## DATA LISTING
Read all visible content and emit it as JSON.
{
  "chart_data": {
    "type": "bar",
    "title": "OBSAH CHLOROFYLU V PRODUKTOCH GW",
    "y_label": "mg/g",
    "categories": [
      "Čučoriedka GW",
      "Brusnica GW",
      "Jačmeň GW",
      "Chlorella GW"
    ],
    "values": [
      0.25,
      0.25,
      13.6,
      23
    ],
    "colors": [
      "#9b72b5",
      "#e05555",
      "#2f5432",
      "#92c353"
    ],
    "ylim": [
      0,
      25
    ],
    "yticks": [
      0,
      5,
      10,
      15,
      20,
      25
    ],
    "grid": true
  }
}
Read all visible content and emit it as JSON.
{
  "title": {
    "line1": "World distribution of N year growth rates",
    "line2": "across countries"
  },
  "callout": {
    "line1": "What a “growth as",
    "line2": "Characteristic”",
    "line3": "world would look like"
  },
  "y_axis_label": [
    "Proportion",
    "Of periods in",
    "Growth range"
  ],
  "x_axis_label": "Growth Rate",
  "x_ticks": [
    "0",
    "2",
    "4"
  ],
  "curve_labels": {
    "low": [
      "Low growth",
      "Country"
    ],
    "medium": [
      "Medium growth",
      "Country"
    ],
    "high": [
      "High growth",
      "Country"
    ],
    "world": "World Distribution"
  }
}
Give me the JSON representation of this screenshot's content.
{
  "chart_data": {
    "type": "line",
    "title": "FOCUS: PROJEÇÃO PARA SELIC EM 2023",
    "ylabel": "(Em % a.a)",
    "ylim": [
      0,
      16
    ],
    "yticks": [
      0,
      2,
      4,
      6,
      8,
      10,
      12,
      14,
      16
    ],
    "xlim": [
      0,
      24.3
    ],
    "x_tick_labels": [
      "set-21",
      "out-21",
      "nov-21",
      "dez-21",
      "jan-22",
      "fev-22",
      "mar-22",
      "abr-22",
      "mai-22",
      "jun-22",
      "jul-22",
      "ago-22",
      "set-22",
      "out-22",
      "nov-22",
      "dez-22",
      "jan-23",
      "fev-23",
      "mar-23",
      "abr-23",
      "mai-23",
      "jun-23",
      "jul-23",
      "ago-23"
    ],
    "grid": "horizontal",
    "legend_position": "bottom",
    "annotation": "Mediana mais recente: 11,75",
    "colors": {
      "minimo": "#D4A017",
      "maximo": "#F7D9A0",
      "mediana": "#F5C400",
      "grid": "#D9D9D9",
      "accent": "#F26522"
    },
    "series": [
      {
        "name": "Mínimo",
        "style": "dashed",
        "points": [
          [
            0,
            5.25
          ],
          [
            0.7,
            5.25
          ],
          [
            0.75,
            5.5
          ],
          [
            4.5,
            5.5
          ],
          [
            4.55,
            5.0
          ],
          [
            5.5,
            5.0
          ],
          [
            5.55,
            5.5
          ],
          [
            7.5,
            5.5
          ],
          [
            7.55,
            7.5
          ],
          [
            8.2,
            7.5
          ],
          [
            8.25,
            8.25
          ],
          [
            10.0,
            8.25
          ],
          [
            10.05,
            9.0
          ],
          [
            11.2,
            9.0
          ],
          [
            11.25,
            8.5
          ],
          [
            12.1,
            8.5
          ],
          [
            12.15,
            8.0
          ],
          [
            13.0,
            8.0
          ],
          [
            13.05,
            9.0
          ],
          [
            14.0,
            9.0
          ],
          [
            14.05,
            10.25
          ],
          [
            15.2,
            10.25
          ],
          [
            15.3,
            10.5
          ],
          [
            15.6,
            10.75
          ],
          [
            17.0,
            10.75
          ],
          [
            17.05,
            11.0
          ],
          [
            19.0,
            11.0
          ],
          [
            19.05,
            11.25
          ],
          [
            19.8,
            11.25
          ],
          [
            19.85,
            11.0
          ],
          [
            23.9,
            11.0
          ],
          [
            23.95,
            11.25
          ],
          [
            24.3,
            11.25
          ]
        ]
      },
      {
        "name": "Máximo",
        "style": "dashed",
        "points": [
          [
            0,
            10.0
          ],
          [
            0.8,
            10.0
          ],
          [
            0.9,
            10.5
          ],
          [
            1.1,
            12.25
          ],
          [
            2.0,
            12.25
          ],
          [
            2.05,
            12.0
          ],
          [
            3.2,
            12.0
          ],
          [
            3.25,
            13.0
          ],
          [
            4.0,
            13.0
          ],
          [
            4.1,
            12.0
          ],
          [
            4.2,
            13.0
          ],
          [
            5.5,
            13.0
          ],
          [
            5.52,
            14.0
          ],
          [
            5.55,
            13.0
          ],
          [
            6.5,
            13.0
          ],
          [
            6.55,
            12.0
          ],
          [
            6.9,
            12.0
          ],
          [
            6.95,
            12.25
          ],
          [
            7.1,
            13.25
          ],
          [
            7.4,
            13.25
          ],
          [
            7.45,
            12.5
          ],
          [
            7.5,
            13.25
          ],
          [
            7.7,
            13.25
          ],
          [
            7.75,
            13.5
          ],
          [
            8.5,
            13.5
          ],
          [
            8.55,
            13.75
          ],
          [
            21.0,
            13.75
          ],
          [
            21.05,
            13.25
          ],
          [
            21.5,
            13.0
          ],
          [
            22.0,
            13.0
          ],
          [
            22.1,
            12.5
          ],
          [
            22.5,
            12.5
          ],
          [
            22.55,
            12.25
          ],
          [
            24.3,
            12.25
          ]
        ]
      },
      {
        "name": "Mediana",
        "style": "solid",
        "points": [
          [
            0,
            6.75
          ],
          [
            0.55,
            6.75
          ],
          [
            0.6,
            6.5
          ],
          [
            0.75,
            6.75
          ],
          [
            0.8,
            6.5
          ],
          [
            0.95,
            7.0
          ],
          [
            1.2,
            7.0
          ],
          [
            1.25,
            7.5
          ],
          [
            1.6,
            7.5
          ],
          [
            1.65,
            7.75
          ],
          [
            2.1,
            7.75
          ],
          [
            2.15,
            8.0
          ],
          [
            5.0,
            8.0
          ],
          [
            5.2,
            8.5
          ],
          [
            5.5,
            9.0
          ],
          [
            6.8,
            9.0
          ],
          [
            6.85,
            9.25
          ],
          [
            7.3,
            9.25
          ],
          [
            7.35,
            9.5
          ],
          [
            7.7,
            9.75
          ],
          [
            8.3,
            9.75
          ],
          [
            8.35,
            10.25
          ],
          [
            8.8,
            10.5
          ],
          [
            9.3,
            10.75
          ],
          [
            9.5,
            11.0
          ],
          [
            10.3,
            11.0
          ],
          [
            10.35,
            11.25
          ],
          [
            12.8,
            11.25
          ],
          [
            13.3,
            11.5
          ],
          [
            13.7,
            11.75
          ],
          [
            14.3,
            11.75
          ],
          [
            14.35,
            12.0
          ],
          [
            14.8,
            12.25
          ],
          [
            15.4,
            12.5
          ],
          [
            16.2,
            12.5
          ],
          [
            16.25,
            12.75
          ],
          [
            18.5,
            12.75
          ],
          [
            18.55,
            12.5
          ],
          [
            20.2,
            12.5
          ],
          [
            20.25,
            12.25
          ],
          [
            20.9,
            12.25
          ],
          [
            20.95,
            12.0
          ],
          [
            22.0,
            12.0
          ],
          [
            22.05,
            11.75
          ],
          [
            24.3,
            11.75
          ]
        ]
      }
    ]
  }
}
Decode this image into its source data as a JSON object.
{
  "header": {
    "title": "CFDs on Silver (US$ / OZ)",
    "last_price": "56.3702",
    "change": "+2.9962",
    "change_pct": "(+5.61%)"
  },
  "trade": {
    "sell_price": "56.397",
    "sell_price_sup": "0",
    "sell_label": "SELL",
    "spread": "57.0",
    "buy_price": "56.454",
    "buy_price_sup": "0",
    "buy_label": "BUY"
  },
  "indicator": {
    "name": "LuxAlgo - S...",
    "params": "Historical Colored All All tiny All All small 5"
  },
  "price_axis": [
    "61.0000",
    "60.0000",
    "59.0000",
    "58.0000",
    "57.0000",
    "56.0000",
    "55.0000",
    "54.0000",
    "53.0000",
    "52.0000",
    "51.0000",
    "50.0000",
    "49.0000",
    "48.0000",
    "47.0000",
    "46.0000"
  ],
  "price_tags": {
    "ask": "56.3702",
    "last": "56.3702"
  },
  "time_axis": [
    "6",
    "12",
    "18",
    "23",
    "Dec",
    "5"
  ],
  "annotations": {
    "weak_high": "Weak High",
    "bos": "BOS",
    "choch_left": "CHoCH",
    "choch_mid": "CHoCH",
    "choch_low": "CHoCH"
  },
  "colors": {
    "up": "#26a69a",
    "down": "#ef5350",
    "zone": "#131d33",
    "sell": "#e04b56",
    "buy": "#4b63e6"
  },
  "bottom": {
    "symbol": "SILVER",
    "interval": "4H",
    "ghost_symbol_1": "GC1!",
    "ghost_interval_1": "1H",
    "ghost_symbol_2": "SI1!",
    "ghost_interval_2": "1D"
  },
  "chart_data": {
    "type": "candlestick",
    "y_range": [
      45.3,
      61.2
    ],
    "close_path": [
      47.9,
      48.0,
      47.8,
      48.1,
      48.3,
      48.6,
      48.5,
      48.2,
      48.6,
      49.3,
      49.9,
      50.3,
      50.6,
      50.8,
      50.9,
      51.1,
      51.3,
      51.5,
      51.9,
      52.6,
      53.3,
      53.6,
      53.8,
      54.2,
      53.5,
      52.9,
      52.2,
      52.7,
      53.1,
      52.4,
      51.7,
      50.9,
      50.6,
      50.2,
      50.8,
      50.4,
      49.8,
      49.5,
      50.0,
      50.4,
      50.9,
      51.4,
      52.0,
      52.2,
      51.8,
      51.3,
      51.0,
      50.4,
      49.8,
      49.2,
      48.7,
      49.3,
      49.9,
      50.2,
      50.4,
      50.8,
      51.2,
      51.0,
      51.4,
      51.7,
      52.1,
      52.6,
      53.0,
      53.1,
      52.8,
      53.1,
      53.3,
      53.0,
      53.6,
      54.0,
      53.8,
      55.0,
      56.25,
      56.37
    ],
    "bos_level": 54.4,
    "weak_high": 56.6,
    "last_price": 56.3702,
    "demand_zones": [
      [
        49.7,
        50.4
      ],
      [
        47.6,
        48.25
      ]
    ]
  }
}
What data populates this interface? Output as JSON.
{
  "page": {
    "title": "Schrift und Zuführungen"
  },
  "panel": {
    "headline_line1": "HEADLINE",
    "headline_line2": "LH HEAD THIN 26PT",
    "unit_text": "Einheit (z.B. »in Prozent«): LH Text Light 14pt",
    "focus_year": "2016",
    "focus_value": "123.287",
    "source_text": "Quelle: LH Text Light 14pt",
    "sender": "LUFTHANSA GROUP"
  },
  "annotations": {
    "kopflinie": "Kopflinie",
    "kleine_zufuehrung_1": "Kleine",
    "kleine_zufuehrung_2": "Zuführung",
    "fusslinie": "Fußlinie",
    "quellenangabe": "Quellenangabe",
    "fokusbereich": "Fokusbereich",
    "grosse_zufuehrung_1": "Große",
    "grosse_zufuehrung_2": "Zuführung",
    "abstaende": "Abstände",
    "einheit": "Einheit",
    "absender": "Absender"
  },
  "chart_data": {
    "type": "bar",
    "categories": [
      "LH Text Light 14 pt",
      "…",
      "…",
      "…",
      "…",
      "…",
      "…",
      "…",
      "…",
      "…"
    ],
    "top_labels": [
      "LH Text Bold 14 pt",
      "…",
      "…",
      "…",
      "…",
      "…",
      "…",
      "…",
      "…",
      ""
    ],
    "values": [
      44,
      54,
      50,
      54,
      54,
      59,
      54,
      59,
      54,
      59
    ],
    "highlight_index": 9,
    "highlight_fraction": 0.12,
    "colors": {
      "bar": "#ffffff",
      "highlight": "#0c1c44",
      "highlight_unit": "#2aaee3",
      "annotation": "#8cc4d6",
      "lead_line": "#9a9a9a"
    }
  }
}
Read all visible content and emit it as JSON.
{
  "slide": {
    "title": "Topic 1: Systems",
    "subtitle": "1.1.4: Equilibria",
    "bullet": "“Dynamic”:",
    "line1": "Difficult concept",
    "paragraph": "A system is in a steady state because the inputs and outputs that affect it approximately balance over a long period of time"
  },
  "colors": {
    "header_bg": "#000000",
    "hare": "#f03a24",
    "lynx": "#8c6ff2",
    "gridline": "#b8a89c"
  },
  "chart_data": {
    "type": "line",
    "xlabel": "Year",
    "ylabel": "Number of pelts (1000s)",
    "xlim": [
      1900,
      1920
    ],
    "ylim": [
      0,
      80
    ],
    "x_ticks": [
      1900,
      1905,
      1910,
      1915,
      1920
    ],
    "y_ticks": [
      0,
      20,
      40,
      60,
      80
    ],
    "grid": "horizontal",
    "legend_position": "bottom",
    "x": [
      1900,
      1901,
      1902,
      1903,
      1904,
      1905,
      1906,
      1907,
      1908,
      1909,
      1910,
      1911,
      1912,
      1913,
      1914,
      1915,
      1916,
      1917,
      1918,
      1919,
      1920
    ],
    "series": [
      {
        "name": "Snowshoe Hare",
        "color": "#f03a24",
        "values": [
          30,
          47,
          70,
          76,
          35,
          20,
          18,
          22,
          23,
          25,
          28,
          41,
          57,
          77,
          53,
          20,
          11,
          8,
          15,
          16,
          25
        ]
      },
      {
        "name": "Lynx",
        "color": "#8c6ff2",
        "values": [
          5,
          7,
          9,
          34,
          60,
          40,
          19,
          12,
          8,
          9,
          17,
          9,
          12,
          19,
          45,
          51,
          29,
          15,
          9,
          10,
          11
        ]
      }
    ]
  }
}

## WORK INSTRUCTIONS
Pick out the lines containing the string "What" and show them.

## OUTPUT OF THE EXERCISE
    "line1": "What a “growth as",
What data populates this interface? Output as JSON.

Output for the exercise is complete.